## GIVEN RECORDS

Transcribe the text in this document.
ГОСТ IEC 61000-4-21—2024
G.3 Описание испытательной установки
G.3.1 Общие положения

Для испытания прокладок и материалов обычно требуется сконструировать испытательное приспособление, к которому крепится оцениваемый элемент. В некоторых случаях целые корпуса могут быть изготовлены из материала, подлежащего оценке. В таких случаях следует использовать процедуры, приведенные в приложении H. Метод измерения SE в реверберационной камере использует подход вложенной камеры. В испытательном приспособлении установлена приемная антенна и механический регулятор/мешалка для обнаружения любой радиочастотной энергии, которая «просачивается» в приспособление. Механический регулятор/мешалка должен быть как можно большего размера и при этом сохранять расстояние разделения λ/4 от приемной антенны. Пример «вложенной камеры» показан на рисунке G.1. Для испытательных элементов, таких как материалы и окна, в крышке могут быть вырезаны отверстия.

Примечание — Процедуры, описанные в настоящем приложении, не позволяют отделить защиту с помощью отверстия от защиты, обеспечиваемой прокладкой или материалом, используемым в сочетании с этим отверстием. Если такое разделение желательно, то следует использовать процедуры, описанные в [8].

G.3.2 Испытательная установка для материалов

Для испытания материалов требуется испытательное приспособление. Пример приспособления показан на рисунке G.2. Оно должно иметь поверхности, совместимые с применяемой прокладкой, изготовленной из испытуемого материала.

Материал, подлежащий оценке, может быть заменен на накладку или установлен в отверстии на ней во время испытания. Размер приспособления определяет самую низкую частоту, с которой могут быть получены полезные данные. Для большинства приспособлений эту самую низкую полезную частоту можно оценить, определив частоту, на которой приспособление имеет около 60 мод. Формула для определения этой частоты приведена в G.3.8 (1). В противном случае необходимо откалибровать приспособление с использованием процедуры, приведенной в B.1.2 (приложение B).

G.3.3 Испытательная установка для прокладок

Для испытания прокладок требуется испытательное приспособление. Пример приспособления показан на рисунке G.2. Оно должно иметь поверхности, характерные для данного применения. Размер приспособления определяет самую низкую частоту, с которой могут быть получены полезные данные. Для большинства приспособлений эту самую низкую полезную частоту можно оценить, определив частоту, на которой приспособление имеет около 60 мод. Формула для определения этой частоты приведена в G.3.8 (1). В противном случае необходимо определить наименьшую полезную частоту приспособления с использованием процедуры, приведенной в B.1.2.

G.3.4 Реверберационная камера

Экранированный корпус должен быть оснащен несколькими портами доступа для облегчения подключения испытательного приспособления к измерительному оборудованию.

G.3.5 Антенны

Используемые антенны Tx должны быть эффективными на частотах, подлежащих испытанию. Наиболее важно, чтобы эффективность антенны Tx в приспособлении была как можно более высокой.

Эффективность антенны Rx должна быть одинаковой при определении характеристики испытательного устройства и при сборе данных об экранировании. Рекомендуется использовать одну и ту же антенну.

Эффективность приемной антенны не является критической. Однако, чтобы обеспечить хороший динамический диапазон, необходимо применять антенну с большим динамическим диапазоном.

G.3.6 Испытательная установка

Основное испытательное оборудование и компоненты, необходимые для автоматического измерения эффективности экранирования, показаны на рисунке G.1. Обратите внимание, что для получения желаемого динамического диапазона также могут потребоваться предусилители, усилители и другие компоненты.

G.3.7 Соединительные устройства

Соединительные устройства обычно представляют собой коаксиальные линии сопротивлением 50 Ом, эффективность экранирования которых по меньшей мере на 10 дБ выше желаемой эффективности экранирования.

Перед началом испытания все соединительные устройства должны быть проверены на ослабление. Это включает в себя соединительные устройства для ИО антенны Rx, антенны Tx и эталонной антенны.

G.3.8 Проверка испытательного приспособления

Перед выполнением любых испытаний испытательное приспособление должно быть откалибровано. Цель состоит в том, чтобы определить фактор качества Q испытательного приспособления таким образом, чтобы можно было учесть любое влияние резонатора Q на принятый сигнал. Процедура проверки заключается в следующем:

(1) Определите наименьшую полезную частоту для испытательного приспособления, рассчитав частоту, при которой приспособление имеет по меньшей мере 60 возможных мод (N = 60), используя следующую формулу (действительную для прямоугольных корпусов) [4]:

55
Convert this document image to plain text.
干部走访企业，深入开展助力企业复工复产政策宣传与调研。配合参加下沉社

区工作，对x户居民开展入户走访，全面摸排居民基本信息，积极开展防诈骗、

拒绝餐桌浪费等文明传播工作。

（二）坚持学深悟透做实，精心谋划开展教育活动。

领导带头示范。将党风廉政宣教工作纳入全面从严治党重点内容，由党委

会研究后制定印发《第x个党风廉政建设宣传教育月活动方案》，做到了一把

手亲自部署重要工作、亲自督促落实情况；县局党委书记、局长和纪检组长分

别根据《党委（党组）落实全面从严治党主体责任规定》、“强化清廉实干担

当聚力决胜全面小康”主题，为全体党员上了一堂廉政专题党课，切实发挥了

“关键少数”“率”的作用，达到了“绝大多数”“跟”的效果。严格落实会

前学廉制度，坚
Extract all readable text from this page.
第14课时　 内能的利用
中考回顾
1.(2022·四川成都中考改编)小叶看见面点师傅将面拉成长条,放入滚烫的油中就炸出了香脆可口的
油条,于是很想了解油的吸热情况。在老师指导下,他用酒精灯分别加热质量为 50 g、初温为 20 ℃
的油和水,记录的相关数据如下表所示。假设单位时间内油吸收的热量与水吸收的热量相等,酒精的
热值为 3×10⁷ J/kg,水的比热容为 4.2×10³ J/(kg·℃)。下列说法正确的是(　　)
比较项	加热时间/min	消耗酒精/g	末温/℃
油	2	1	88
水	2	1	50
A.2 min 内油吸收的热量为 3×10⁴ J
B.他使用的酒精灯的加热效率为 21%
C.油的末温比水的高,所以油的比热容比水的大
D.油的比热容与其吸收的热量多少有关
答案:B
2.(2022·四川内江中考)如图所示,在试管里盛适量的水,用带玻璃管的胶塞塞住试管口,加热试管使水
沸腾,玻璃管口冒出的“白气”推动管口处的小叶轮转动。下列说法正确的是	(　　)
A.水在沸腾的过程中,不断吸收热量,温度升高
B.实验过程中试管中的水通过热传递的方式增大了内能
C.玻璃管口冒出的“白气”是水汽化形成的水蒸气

## WHAT YOU NEED TO DO
Each line of the material above needs to be quoted exactly, please.

## SOLVED EXERCISE
Transcribe the text in this document.
ГОСТ IEC 61000-4-21—2024
G.3 Описание испытательной установки
G.3.1 Общие положения

Для испытания прокладок и материалов обычно требуется сконструировать испытательное приспособление, к которому крепится оцениваемый элемент. В некоторых случаях целые корпуса могут быть изготовлены из материала, подлежащего оценке. В таких случаях следует использовать процедуры, приведенные в приложении H. Метод измерения SE в реверберационной камере использует подход вложенной камеры. В испытательном приспособлении установлена приемная антенна и механический регулятор/мешалка для обнаружения любой радиочастотной энергии, которая «просачивается» в приспособление. Механический регулятор/мешалка должен быть как можно большего размера и при этом сохранять расстояние разделения λ/4 от приемной антенны. Пример «вложенной камеры» показан на рисунке G.1. Для испытательных элементов, таких как материалы и окна, в крышке могут быть вырезаны отверстия.

Примечание — Процедуры, описанные в настоящем приложении, не позволяют отделить защиту с помощью отверстия от защиты, обеспечиваемой прокладкой или материалом, используемым в сочетании с этим отверстием. Если такое разделение желательно, то следует использовать процедуры, описанные в [8].

G.3.2 Испытательная установка для материалов

Для испытания материалов требуется испытательное приспособление. Пример приспособления показан на рисунке G.2. Оно должно иметь поверхности, совместимые с применяемой прокладкой, изготовленной из испытуемого материала.

Материал, подлежащий оценке, может быть заменен на накладку или установлен в отверстии на ней во время испытания. Размер приспособления определяет самую низкую частоту, с которой могут быть получены полезные данные. Для большинства приспособлений эту самую низкую полезную частоту можно оценить, определив частоту, на которой приспособление имеет около 60 мод. Формула для определения этой частоты приведена в G.3.8 (1). В противном случае необходимо откалибровать приспособление с использованием процедуры, приведенной в B.1.2 (приложение B).

G.3.3 Испытательная установка для прокладок

Для испытания прокладок требуется испытательное приспособление. Пример приспособления показан на рисунке G.2. Оно должно иметь поверхности, характерные для данного применения. Размер приспособления определяет самую низкую частоту, с которой могут быть получены полезные данные. Для большинства приспособлений эту самую низкую полезную частоту можно оценить, определив частоту, на которой приспособление имеет около 60 мод. Формула для определения этой частоты приведена в G.3.8 (1). В противном случае необходимо определить наименьшую полезную частоту приспособления с использованием процедуры, приведенной в B.1.2.

G.3.4 Реверберационная камера

Экранированный корпус должен быть оснащен несколькими портами доступа для облегчения подключения испытательного приспособления к измерительному оборудованию.

G.3.5 Антенны

Используемые антенны Tx должны быть эффективными на частотах, подлежащих испытанию. Наиболее важно, чтобы эффективность антенны Tx в приспособлении была как можно более высокой.

Эффективность антенны Rx должна быть одинаковой при определении характеристики испытательного устройства и при сборе данных об экранировании. Рекомендуется использовать одну и ту же антенну.

Эффективность приемной антенны не является критической. Однако, чтобы обеспечить хороший динамический диапазон, необходимо применять антенну с большим динамическим диапазоном.

G.3.6 Испытательная установка

Основное испытательное оборудование и компоненты, необходимые для автоматического измерения эффективности экранирования, показаны на рисунке G.1. Обратите внимание, что для получения желаемого динамического диапазона также могут потребоваться предусилители, усилители и другие компоненты.

G.3.7 Соединительные устройства

Соединительные устройства обычно представляют собой коаксиальные линии сопротивлением 50 Ом, эффективность экранирования которых по меньшей мере на 10 дБ выше желаемой эффективности экранирования.

Перед началом испытания все соединительные устройства должны быть проверены на ослабление. Это включает в себя соединительные устройства для ИО антенны Rx, антенны Tx и эталонной антенны.

G.3.8 Проверка испытательного приспособления

Перед выполнением любых испытаний испытательное приспособление должно быть откалибровано. Цель состоит в том, чтобы определить фактор качества Q испытательного приспособления таким образом, чтобы можно было учесть любое влияние резонатора Q на принятый сигнал. Процедура проверки заключается в следующем:

(1) Определите наименьшую полезную частоту для испытательного приспособления, рассчитав частоту, при которой приспособление имеет по меньшей мере 60 возможных мод (N = 60), используя следующую формулу (действительную для прямоугольных корпусов) [4]:

55
Convert this document image to plain text.
干部走访企业，深入开展助力企业复工复产政策宣传与调研。配合参加下沉社

区工作，对x户居民开展入户走访，全面摸排居民基本信息，积极开展防诈骗、

拒绝餐桌浪费等文明传播工作。

（二）坚持学深悟透做实，精心谋划开展教育活动。

领导带头示范。将党风廉政宣教工作纳入全面从严治党重点内容，由党委

会研究后制定印发《第x个党风廉政建设宣传教育月活动方案》，做到了一把

手亲自部署重要工作、亲自督促落实情况；县局党委书记、局长和纪检组长分

别根据《党委（党组）落实全面从严治党主体责任规定》、“强化清廉实干担

当聚力决胜全面小康”主题，为全体党员上了一堂廉政专题党课，切实发挥了

“关键少数”“率”的作用，达到了“绝大多数”“跟”的效果。严格落实会

前学廉制度，坚
Extract all readable text from this page.
第14课时　 内能的利用
中考回顾
1.(2022·四川成都中考改编)小叶看见面点师傅将面拉成长条,放入滚烫的油中就炸出了香脆可口的
油条,于是很想了解油的吸热情况。在老师指导下,他用酒精灯分别加热质量为 50 g、初温为 20 ℃
的油和水,记录的相关数据如下表所示。假设单位时间内油吸收的热量与水吸收的热量相等,酒精的
热值为 3×10⁷ J/kg,水的比热容为 4.2×10³ J/(kg·℃)。下列说法正确的是(　　)
比较项	加热时间/min	消耗酒精/g	末温/℃
油	2	1	88
水	2	1	50
A.2 min 内油吸收的热量为 3×10⁴ J
B.他使用的酒精灯的加热效率为 21%
C.油的末温比水的高,所以油的比热容比水的大
D.油的比热容与其吸收的热量多少有关
答案:B
2.(2022·四川内江中考)如图所示,在试管里盛适量的水,用带玻璃管的胶塞塞住试管口,加热试管使水
沸腾,玻璃管口冒出的“白气”推动管口处的小叶轮转动。下列说法正确的是	(　　)
A.水在沸腾的过程中,不断吸收热量,温度升高
B.实验过程中试管中的水通过热传递的方式增大了内能
C.玻璃管口冒出的“白气”是水汽化形成的水蒸气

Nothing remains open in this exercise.